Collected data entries
►

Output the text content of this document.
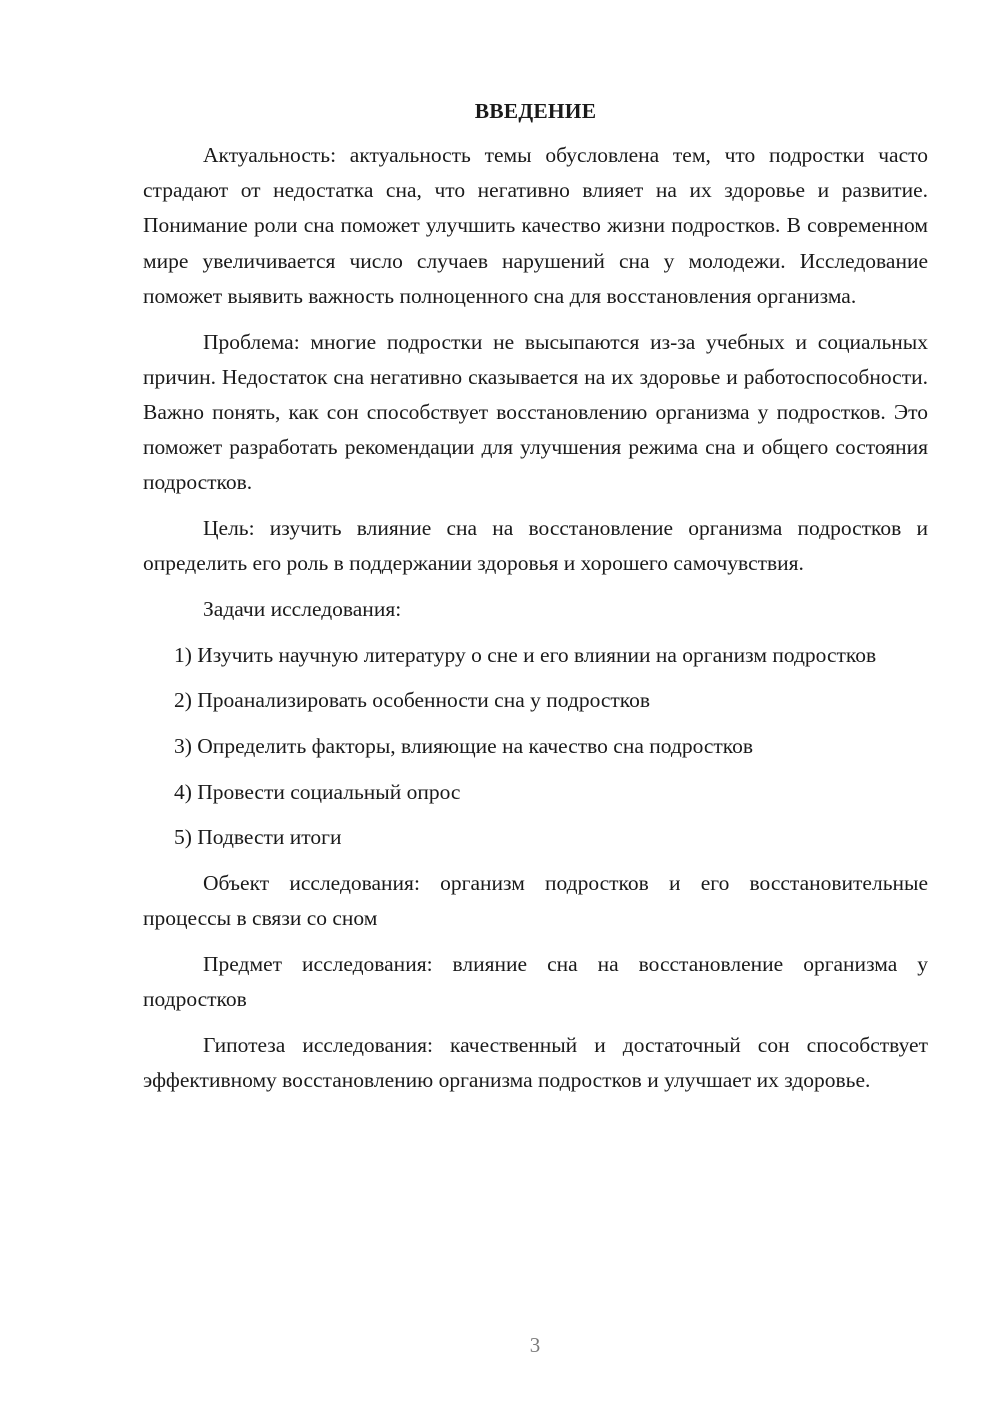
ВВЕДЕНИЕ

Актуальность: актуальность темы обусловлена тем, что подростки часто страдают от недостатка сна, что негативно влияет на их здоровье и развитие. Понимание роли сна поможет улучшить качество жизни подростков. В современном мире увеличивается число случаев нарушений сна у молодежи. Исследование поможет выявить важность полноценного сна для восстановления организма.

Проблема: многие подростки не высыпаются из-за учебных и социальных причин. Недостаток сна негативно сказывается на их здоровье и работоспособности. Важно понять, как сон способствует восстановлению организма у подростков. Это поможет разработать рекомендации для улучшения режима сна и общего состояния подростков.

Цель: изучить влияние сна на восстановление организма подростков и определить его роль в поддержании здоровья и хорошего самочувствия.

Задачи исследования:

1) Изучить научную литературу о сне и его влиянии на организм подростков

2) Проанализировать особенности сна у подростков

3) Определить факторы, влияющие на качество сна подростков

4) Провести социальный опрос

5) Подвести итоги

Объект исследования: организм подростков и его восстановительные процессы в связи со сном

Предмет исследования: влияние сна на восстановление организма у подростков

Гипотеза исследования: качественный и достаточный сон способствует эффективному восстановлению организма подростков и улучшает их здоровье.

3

◄

TASK DETAILS ::
Exclude every picture and copy the remaining data exactly.

THE SOLUTION ::
Output the text content of this document.
ВВЕДЕНИЕ

Актуальность: актуальность темы обусловлена тем, что подростки часто страдают от недостатка сна, что негативно влияет на их здоровье и развитие. Понимание роли сна поможет улучшить качество жизни подростков. В современном мире увеличивается число случаев нарушений сна у молодежи. Исследование поможет выявить важность полноценного сна для восстановления организма.

Проблема: многие подростки не высыпаются из-за учебных и социальных причин. Недостаток сна негативно сказывается на их здоровье и работоспособности. Важно понять, как сон способствует восстановлению организма у подростков. Это поможет разработать рекомендации для улучшения режима сна и общего состояния подростков.

Цель: изучить влияние сна на восстановление организма подростков и определить его роль в поддержании здоровья и хорошего самочувствия.

Задачи исследования:

1) Изучить научную литературу о сне и его влиянии на организм подростков

2) Проанализировать особенности сна у подростков

3) Определить факторы, влияющие на качество сна подростков

4) Провести социальный опрос

5) Подвести итоги

Объект исследования: организм подростков и его восстановительные процессы в связи со сном

Предмет исследования: влияние сна на восстановление организма у подростков

Гипотеза исследования: качественный и достаточный сон способствует эффективному восстановлению организма подростков и улучшает их здоровье.

3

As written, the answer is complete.